Dataset items:

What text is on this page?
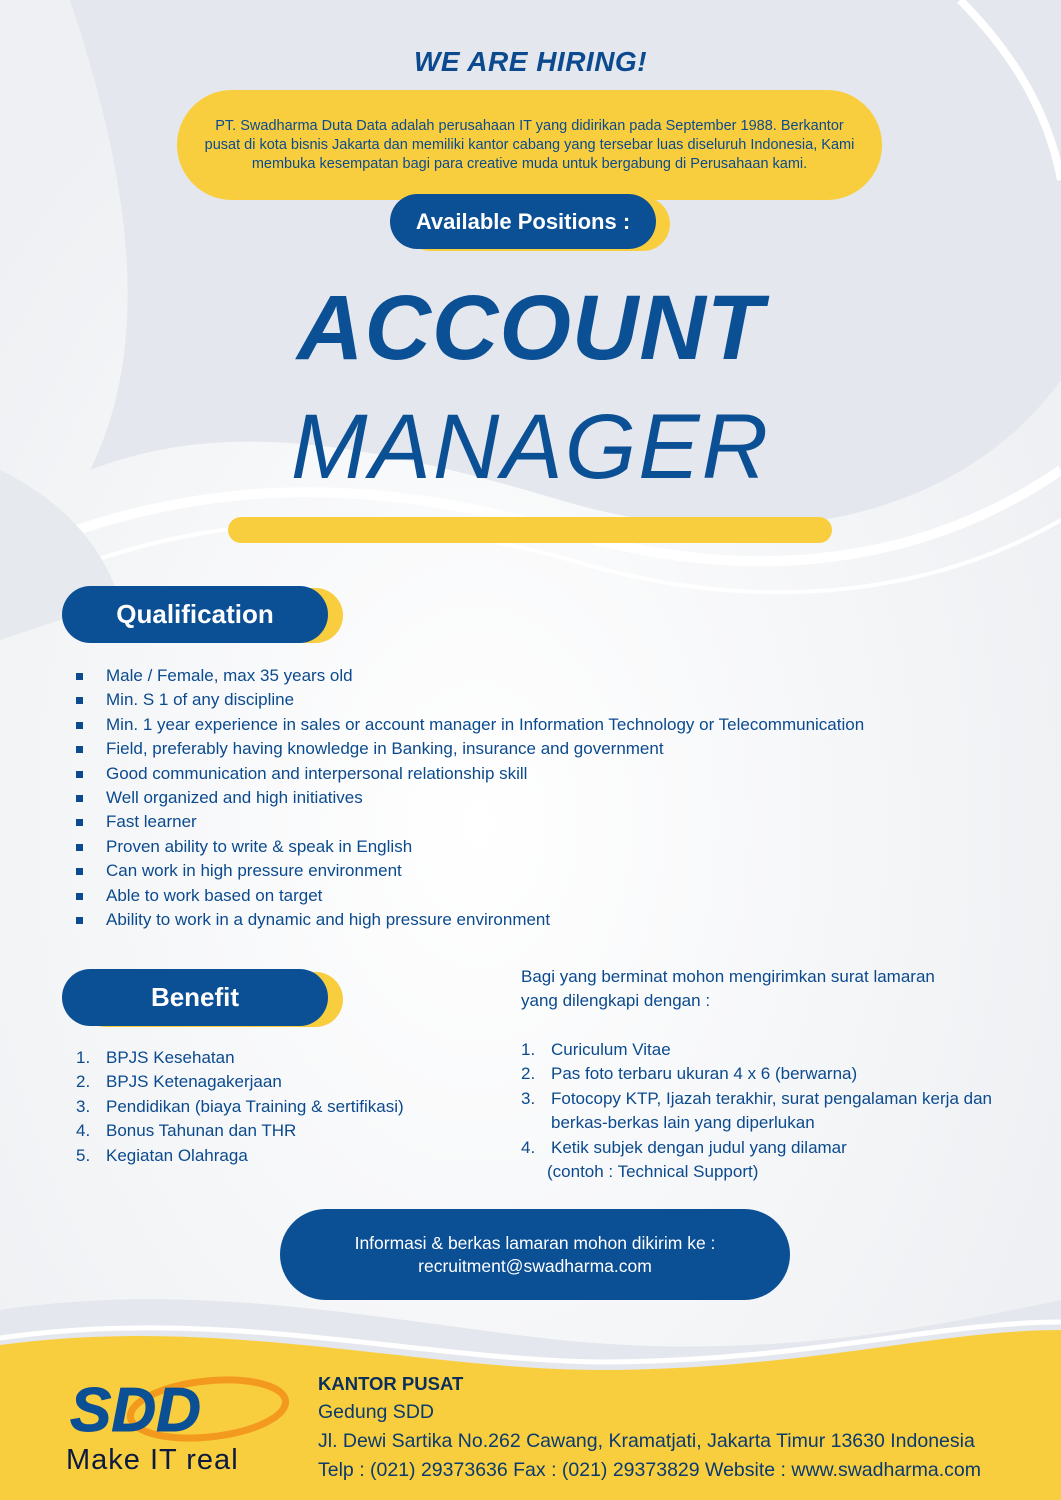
WE ARE HIRING!
PT. Swadharma Duta Data adalah perusahaan IT yang didirikan pada September 1988. Berkantor pusat di kota bisnis Jakarta dan memiliki kantor cabang yang tersebar luas diseluruh Indonesia, Kami membuka kesempatan bagi para creative muda untuk bergabung di Perusahaan kami.
Available Positions :
ACCOUNT
MANAGER
Qualification
Male / Female, max 35 years old
Min. S 1 of any discipline
Min. 1 year experience in sales or account manager in Information Technology or Telecommunication
Field, preferably having knowledge in Banking, insurance and government
Good communication and interpersonal relationship skill
Well organized and high initiatives
Fast learner
Proven ability to write & speak in English
Can work in high pressure environment
Able to work based on target
Ability to work in a dynamic and high pressure environment
Benefit
1. BPJS Kesehatan
2. BPJS Ketenagakerjaan
3. Pendidikan (biaya Training & sertifikasi)
4. Bonus Tahunan dan THR
5. Kegiatan Olahraga
Bagi yang berminat mohon mengirimkan surat lamaran
yang dilengkapi dengan :
1. Curiculum Vitae
2. Pas foto terbaru ukuran 4 x 6 (berwarna)
3. Fotocopy KTP, Ijazah terakhir, surat pengalaman kerja dan berkas-berkas lain yang diperlukan
4. Ketik subjek dengan judul yang dilamar
(contoh : Technical Support)
Informasi & berkas lamaran mohon dikirim ke :
recruitment@swadharma.com
SDD
Make IT real
KANTOR PUSAT
Gedung SDD
Jl. Dewi Sartika No.262 Cawang, Kramatjati, Jakarta Timur 13630 Indonesia
Telp : (021) 29373636 Fax : (021) 29373829 Website : www.swadharma.com
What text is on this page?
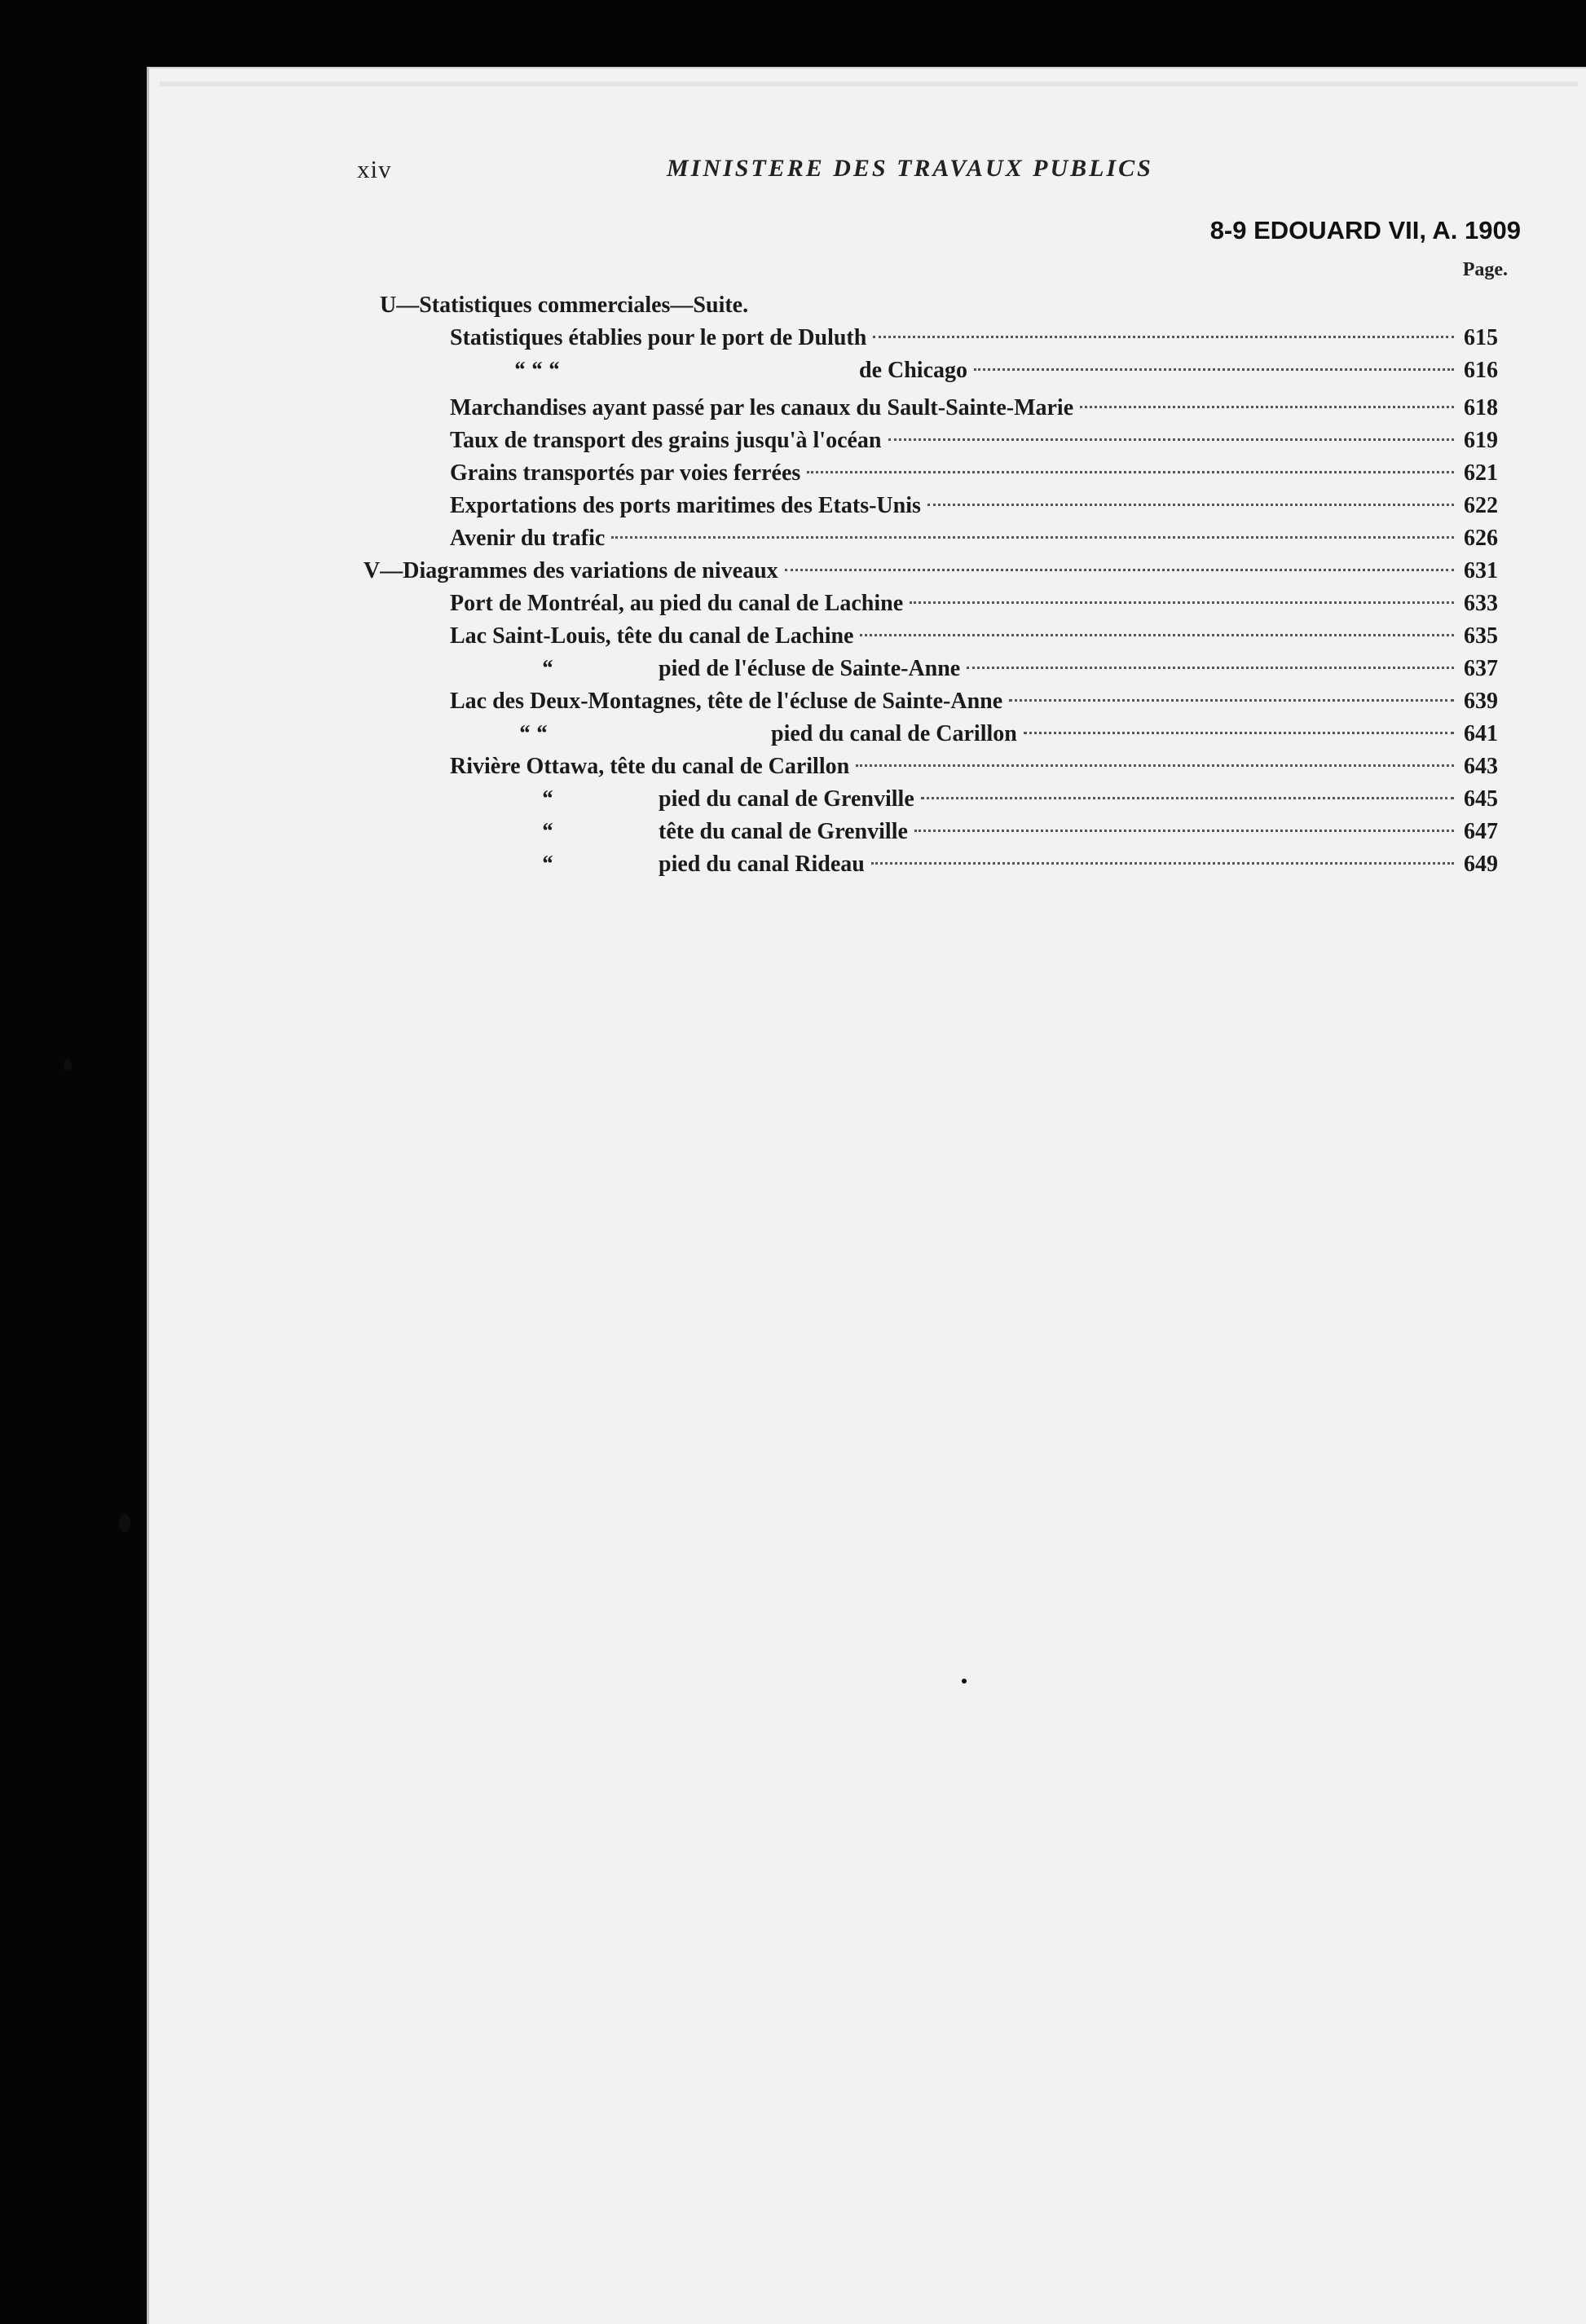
xiv	MINISTERE DES TRAVAUX PUBLICS
8-9 EDOUARD VII, A. 1909
Page.
U—Statistiques commerciales—Suite.
Statistiques établies pour le port de Duluth	615
“ “ “	de Chicago	616
Marchandises ayant passé par les canaux du Sault-Sainte-Marie	618
Taux de transport des grains jusqu'à l'océan	619
Grains transportés par voies ferrées	621
Exportations des ports maritimes des Etats-Unis	622
Avenir du trafic	626
V—Diagrammes des variations de niveaux	631
Port de Montréal, au pied du canal de Lachine	633
Lac Saint-Louis, tête du canal de Lachine	635
“	pied de l'écluse de Sainte-Anne	637
Lac des Deux-Montagnes, tête de l'écluse de Sainte-Anne	639
“ “	pied du canal de Carillon	641
Rivière Ottawa, tête du canal de Carillon	643
“	pied du canal de Grenville	645
“	tête du canal de Grenville	647
“	pied du canal Rideau	649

Problem to solve:
Repeat the records in full, exactly as they appear, without the pictures.

Result:
What text is on this page?
WE ARE HIRING!
PT. Swadharma Duta Data adalah perusahaan IT yang didirikan pada September 1988. Berkantor pusat di kota bisnis Jakarta dan memiliki kantor cabang yang tersebar luas diseluruh Indonesia, Kami membuka kesempatan bagi para creative muda untuk bergabung di Perusahaan kami.
Available Positions :
ACCOUNT
MANAGER
Qualification
Male / Female, max 35 years old
Min. S 1 of any discipline
Min. 1 year experience in sales or account manager in Information Technology or Telecommunication
Field, preferably having knowledge in Banking, insurance and government
Good communication and interpersonal relationship skill
Well organized and high initiatives
Fast learner
Proven ability to write & speak in English
Can work in high pressure environment
Able to work based on target
Ability to work in a dynamic and high pressure environment
Benefit
1. BPJS Kesehatan
2. BPJS Ketenagakerjaan
3. Pendidikan (biaya Training & sertifikasi)
4. Bonus Tahunan dan THR
5. Kegiatan Olahraga
Bagi yang berminat mohon mengirimkan surat lamaran
yang dilengkapi dengan :
1. Curiculum Vitae
2. Pas foto terbaru ukuran 4 x 6 (berwarna)
3. Fotocopy KTP, Ijazah terakhir, surat pengalaman kerja dan berkas-berkas lain yang diperlukan
4. Ketik subjek dengan judul yang dilamar
(contoh : Technical Support)
Informasi & berkas lamaran mohon dikirim ke :
recruitment@swadharma.com
SDD
Make IT real
KANTOR PUSAT
Gedung SDD
Jl. Dewi Sartika No.262 Cawang, Kramatjati, Jakarta Timur 13630 Indonesia
Telp : (021) 29373636 Fax : (021) 29373829 Website : www.swadharma.com
What text is on this page?
xiv	MINISTERE DES TRAVAUX PUBLICS
8-9 EDOUARD VII, A. 1909
Page.
U—Statistiques commerciales—Suite.
Statistiques établies pour le port de Duluth	615
“ “ “	de Chicago	616
Marchandises ayant passé par les canaux du Sault-Sainte-Marie	618
Taux de transport des grains jusqu'à l'océan	619
Grains transportés par voies ferrées	621
Exportations des ports maritimes des Etats-Unis	622
Avenir du trafic	626
V—Diagrammes des variations de niveaux	631
Port de Montréal, au pied du canal de Lachine	633
Lac Saint-Louis, tête du canal de Lachine	635
“	pied de l'écluse de Sainte-Anne	637
Lac des Deux-Montagnes, tête de l'écluse de Sainte-Anne	639
“ “	pied du canal de Carillon	641
Rivière Ottawa, tête du canal de Carillon	643
“	pied du canal de Grenville	645
“	tête du canal de Grenville	647
“	pied du canal Rideau	649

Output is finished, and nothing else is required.